DESCRIPTION OF THE TASK
Below is a block of data; give all of it again word for word.

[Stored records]
————————

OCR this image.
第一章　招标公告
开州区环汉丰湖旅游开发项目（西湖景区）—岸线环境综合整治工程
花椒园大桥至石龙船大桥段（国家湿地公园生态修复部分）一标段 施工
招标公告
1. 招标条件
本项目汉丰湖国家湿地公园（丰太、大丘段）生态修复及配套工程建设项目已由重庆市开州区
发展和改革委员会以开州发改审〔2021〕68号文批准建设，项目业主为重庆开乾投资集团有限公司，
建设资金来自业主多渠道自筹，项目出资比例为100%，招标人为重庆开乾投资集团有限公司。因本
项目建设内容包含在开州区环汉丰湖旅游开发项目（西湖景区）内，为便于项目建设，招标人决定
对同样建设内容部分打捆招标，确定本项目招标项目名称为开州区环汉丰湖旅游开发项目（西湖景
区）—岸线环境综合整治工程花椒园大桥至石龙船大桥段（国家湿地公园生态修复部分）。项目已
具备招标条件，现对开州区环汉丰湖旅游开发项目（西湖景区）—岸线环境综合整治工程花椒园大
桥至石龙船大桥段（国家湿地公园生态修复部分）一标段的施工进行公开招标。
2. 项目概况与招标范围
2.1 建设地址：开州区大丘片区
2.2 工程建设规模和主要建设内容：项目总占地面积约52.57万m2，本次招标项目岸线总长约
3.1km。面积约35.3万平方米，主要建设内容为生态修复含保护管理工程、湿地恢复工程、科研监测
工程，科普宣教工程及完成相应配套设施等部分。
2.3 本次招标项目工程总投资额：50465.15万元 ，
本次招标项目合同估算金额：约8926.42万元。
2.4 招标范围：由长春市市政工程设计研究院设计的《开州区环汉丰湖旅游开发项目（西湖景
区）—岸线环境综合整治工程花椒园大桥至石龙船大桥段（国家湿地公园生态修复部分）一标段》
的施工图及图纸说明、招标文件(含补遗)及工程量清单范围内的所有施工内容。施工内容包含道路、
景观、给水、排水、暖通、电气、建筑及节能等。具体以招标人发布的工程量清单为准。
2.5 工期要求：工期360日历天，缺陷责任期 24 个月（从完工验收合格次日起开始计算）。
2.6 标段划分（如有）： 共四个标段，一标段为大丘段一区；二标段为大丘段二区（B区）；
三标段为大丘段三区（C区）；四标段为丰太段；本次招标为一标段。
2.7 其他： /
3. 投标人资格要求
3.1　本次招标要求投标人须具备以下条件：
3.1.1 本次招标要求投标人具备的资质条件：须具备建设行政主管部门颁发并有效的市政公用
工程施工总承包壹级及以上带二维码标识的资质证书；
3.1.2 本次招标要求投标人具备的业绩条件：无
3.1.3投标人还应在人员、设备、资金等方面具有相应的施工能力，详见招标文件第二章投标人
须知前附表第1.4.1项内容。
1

————————

COMPLETE OUTPUT
OCR this image.
第一章　招标公告
开州区环汉丰湖旅游开发项目（西湖景区）—岸线环境综合整治工程
花椒园大桥至石龙船大桥段（国家湿地公园生态修复部分）一标段 施工
招标公告
1. 招标条件
本项目汉丰湖国家湿地公园（丰太、大丘段）生态修复及配套工程建设项目已由重庆市开州区
发展和改革委员会以开州发改审〔2021〕68号文批准建设，项目业主为重庆开乾投资集团有限公司，
建设资金来自业主多渠道自筹，项目出资比例为100%，招标人为重庆开乾投资集团有限公司。因本
项目建设内容包含在开州区环汉丰湖旅游开发项目（西湖景区）内，为便于项目建设，招标人决定
对同样建设内容部分打捆招标，确定本项目招标项目名称为开州区环汉丰湖旅游开发项目（西湖景
区）—岸线环境综合整治工程花椒园大桥至石龙船大桥段（国家湿地公园生态修复部分）。项目已
具备招标条件，现对开州区环汉丰湖旅游开发项目（西湖景区）—岸线环境综合整治工程花椒园大
桥至石龙船大桥段（国家湿地公园生态修复部分）一标段的施工进行公开招标。
2. 项目概况与招标范围
2.1 建设地址：开州区大丘片区
2.2 工程建设规模和主要建设内容：项目总占地面积约52.57万m2，本次招标项目岸线总长约
3.1km。面积约35.3万平方米，主要建设内容为生态修复含保护管理工程、湿地恢复工程、科研监测
工程，科普宣教工程及完成相应配套设施等部分。
2.3 本次招标项目工程总投资额：50465.15万元 ，
本次招标项目合同估算金额：约8926.42万元。
2.4 招标范围：由长春市市政工程设计研究院设计的《开州区环汉丰湖旅游开发项目（西湖景
区）—岸线环境综合整治工程花椒园大桥至石龙船大桥段（国家湿地公园生态修复部分）一标段》
的施工图及图纸说明、招标文件(含补遗)及工程量清单范围内的所有施工内容。施工内容包含道路、
景观、给水、排水、暖通、电气、建筑及节能等。具体以招标人发布的工程量清单为准。
2.5 工期要求：工期360日历天，缺陷责任期 24 个月（从完工验收合格次日起开始计算）。
2.6 标段划分（如有）： 共四个标段，一标段为大丘段一区；二标段为大丘段二区（B区）；
三标段为大丘段三区（C区）；四标段为丰太段；本次招标为一标段。
2.7 其他： /
3. 投标人资格要求
3.1　本次招标要求投标人须具备以下条件：
3.1.1 本次招标要求投标人具备的资质条件：须具备建设行政主管部门颁发并有效的市政公用
工程施工总承包壹级及以上带二维码标识的资质证书；
3.1.2 本次招标要求投标人具备的业绩条件：无
3.1.3投标人还应在人员、设备、资金等方面具有相应的施工能力，详见招标文件第二章投标人
须知前附表第1.4.1项内容。
1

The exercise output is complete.